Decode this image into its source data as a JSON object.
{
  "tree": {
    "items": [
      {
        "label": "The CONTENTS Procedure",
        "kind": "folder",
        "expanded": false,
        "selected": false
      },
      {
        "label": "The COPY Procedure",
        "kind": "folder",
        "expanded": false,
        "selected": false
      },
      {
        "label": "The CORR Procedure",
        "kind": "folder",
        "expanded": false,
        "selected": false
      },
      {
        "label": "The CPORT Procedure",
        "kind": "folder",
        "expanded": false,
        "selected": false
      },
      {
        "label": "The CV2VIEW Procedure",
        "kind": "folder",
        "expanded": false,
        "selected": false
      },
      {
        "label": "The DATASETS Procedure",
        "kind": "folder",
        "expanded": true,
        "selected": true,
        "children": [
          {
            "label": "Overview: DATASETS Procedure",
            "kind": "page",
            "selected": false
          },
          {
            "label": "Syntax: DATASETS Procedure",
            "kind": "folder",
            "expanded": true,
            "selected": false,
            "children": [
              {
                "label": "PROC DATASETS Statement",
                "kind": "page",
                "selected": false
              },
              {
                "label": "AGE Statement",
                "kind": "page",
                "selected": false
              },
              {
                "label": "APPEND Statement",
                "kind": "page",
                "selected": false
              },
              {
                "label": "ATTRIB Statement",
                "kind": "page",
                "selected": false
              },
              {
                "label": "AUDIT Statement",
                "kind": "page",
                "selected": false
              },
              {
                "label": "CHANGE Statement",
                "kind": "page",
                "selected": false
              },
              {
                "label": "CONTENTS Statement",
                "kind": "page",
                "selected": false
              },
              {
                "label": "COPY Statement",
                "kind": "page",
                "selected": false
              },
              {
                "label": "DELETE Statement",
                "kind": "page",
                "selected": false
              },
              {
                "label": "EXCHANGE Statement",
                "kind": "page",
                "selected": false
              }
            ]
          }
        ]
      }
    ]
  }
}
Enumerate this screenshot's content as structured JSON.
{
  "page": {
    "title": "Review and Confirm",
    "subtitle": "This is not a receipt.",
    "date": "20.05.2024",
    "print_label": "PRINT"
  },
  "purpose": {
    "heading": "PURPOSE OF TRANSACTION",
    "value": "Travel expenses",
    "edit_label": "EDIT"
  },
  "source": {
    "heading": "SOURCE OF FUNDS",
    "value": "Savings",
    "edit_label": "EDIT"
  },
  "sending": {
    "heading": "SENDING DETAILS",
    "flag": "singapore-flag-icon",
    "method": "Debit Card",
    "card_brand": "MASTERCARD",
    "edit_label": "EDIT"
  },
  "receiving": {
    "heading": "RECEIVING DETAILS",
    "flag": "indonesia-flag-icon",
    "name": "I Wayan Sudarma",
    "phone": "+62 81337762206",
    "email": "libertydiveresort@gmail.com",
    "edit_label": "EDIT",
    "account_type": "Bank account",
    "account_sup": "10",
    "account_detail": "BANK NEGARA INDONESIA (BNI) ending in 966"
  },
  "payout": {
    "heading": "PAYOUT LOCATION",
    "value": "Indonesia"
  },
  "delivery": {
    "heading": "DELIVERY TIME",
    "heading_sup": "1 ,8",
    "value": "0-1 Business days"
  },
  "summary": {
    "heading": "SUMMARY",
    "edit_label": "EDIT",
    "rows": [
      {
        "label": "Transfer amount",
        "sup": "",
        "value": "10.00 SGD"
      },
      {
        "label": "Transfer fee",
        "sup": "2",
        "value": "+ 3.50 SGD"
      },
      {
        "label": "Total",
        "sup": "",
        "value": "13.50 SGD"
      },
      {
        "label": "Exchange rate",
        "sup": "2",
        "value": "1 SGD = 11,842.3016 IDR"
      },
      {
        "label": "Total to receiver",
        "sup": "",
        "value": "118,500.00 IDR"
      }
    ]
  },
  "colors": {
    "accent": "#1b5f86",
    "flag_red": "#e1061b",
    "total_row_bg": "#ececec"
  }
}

□ □ □

### Your objective
Copy out every line of the listing that contains the string "Transfer".

### Task answer
        "label": "Transfer amount",
        "label": "Transfer fee",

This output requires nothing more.